将下方材料从开头起，到包含“nav-connect[interactable]: ⛬ Connect”的那一行为止（含该行），转写为 JSON 字符串列表，每行一项，空行略去。

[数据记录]
■ ■ ■ ■
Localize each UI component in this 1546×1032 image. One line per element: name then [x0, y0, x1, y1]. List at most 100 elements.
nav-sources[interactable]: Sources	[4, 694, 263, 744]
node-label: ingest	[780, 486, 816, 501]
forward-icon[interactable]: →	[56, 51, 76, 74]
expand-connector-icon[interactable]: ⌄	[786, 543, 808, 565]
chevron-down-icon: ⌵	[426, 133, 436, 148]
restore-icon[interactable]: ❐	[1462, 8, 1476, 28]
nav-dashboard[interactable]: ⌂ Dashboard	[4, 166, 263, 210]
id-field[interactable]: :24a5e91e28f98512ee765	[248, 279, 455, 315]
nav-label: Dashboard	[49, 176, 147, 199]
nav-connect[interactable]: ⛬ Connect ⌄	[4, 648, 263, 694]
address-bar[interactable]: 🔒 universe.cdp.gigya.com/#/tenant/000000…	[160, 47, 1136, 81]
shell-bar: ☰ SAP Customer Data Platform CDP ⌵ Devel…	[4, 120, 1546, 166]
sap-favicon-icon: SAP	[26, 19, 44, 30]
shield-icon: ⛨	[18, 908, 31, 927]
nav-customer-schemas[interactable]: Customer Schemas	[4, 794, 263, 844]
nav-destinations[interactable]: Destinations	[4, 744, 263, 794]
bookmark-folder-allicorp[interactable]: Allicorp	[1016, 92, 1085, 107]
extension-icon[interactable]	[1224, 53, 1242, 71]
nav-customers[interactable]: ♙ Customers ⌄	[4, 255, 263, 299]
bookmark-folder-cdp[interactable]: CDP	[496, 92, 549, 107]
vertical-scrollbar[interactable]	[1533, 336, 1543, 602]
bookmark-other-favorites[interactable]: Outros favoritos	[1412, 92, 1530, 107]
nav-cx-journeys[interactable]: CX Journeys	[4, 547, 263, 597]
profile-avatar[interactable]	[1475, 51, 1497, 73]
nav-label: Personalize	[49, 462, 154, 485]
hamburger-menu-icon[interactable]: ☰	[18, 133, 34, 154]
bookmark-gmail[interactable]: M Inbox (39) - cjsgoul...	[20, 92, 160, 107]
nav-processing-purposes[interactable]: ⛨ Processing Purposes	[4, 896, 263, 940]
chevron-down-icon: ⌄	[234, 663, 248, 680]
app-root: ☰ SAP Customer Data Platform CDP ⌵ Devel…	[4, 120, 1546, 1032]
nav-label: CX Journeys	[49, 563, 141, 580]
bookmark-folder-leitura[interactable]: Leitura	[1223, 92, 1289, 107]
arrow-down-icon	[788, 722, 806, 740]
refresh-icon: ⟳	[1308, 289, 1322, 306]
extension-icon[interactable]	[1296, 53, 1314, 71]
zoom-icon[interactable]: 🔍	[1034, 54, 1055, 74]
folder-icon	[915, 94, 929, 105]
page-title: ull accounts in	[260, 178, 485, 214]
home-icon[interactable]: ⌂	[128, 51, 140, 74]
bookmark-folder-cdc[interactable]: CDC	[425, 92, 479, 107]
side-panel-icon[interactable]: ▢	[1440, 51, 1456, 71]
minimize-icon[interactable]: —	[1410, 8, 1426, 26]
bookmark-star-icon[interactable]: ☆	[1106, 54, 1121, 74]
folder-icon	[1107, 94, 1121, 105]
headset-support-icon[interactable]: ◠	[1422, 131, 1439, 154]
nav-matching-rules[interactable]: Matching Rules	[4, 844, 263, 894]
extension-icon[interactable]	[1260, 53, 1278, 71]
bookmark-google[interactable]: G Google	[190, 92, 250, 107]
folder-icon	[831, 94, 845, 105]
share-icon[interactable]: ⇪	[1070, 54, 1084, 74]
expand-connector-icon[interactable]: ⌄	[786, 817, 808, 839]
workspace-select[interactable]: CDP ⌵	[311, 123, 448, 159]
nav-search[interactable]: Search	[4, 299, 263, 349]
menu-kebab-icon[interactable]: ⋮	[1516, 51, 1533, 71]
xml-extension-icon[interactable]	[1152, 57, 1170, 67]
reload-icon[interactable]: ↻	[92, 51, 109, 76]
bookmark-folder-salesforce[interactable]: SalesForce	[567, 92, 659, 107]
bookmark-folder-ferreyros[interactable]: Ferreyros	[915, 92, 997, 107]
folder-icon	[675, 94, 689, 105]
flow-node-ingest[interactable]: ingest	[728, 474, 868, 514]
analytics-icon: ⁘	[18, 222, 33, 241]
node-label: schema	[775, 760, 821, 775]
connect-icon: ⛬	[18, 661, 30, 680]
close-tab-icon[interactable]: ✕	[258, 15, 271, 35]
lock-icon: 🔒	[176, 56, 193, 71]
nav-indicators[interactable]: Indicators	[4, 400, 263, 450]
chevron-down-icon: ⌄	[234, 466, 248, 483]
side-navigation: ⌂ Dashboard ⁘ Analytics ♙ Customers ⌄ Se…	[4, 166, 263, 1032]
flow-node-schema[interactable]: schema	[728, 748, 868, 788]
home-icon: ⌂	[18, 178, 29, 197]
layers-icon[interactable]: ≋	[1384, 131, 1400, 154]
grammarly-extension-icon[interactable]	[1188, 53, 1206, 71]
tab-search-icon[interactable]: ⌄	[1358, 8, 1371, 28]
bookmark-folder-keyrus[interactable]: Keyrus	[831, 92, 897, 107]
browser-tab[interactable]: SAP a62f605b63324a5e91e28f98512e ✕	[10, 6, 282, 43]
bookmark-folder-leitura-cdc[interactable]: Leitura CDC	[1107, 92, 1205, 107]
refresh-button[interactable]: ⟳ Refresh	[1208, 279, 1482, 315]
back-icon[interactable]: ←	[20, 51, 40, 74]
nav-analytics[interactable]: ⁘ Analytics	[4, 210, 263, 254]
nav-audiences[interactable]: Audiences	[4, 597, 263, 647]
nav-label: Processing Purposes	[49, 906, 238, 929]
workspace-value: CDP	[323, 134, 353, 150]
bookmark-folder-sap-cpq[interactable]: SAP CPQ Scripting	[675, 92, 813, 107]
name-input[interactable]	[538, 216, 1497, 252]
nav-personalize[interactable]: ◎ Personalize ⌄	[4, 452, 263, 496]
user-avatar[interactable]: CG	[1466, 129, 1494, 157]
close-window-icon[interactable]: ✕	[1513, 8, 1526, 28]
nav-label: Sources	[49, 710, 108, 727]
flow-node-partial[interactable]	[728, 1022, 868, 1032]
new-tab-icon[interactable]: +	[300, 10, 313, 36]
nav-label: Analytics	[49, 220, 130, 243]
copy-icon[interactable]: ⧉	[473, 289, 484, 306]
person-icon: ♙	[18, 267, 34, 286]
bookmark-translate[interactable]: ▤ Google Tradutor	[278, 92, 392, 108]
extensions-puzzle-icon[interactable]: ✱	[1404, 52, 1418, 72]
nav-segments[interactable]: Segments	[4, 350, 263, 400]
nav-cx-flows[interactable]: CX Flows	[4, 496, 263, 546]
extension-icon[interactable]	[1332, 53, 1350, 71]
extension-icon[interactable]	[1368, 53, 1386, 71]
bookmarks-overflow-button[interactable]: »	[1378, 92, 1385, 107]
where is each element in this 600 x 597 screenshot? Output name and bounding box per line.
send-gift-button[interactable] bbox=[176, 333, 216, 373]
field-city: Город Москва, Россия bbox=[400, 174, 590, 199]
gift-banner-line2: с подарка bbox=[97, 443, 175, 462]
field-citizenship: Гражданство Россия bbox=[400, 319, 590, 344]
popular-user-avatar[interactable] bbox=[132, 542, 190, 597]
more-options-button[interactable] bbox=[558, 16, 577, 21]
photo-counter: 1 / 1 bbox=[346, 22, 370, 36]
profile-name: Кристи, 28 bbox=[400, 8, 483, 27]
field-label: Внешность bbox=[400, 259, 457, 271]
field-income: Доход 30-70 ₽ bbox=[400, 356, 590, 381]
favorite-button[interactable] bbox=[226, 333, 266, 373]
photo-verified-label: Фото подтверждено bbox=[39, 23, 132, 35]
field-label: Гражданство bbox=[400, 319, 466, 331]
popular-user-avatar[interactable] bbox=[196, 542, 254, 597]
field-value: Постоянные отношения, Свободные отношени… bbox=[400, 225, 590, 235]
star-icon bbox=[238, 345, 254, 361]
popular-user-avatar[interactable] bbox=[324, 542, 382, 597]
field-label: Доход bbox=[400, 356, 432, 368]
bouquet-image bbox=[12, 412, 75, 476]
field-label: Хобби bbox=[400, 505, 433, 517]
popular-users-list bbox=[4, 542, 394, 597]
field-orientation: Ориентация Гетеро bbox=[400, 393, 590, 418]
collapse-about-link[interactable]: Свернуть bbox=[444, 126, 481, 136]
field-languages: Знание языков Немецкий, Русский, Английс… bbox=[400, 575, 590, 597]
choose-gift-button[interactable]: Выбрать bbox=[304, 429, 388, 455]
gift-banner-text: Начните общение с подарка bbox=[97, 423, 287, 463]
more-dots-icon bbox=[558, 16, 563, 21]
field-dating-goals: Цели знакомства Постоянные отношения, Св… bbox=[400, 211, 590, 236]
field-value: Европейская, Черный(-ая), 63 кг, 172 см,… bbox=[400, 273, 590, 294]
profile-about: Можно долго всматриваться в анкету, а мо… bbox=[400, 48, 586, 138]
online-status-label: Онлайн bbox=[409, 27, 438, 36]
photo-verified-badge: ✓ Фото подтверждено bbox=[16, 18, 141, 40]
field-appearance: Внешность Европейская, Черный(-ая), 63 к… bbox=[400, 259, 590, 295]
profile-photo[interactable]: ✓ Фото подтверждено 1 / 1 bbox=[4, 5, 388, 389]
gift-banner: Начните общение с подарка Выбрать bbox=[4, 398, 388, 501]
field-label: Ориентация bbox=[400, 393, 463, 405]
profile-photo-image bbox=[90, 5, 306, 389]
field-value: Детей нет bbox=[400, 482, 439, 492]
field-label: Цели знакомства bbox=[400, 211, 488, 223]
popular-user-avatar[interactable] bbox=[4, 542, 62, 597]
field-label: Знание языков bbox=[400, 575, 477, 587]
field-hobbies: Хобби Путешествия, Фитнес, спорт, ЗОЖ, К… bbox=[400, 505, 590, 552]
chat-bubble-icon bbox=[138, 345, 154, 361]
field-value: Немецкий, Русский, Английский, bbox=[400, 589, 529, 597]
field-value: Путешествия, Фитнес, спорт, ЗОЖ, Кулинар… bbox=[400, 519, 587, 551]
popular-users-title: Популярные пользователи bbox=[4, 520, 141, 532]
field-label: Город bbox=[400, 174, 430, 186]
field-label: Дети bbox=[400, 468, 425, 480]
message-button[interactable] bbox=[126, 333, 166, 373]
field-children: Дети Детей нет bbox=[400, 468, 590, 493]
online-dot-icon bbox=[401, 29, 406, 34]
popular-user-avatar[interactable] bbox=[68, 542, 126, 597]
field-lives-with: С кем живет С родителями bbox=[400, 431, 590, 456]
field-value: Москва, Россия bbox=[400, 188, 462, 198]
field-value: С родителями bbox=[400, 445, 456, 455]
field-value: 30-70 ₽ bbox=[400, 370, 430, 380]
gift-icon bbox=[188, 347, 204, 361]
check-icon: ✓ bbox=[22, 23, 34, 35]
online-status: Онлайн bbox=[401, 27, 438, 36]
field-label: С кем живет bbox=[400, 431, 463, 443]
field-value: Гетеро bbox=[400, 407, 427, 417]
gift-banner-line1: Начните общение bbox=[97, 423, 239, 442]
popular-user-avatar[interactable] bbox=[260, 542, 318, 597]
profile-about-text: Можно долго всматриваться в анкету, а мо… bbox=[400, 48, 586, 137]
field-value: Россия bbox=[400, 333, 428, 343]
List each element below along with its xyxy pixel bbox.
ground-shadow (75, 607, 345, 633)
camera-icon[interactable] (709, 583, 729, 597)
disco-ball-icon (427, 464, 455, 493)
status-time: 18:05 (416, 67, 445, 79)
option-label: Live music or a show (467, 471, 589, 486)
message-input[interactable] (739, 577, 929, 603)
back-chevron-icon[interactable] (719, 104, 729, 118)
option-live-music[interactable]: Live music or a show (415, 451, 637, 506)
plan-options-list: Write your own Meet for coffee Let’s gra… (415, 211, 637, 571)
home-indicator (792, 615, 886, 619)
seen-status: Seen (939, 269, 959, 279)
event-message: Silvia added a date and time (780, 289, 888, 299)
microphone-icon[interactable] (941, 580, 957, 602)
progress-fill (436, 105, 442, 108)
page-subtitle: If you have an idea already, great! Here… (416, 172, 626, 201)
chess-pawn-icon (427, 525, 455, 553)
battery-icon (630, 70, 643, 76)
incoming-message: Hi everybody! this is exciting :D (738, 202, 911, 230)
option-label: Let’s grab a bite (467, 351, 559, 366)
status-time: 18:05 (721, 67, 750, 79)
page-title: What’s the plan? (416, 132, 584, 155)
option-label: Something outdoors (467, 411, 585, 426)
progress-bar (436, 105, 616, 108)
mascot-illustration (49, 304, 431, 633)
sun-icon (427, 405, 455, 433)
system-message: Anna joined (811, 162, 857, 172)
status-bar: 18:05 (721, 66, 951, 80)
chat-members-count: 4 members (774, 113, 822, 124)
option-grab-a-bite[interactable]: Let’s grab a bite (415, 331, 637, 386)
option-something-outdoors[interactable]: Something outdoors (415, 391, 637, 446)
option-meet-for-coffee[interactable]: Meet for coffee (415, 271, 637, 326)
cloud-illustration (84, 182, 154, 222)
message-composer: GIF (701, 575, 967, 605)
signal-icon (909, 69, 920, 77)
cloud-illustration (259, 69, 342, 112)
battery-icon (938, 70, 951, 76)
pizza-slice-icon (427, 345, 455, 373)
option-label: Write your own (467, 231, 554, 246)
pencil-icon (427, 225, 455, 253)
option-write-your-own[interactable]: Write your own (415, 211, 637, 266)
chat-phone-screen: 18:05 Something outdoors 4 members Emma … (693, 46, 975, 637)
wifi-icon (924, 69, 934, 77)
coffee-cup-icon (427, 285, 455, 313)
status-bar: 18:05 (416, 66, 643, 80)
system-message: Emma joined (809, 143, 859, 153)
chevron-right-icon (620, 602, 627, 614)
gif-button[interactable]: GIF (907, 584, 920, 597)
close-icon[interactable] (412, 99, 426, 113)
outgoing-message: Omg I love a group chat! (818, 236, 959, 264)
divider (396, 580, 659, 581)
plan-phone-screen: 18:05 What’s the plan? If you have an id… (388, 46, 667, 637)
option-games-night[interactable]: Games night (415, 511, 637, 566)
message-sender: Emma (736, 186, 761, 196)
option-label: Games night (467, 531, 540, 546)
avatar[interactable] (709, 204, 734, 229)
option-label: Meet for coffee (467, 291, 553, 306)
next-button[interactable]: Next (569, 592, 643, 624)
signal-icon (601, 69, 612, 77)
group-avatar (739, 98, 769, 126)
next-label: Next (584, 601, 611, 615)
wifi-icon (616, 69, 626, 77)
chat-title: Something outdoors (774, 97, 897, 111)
■ ■ ■ ■
--- 书面回答 ---
[
  "Localize each UI component in this 1546×1032 image. One line per element: name then [x0, y0, x1, y1]. List at most 100 elements.",
  "nav-sources[interactable]: Sources\t[4, 694, 263, 744]",
  "node-label: ingest\t[780, 486, 816, 501]",
  "forward-icon[interactable]: →\t[56, 51, 76, 74]",
  "expand-connector-icon[interactable]: ⌄\t[786, 543, 808, 565]",
  "chevron-down-icon: ⌵\t[426, 133, 436, 148]",
  "restore-icon[interactable]: ❐\t[1462, 8, 1476, 28]",
  "nav-dashboard[interactable]: ⌂ Dashboard\t[4, 166, 263, 210]",
  "id-field[interactable]: :24a5e91e28f98512ee765\t[248, 279, 455, 315]",
  "nav-label: Dashboard\t[49, 176, 147, 199]",
  "nav-connect[interactable]: ⛬ Connect ⌄\t[4, 648, 263, 694]"
]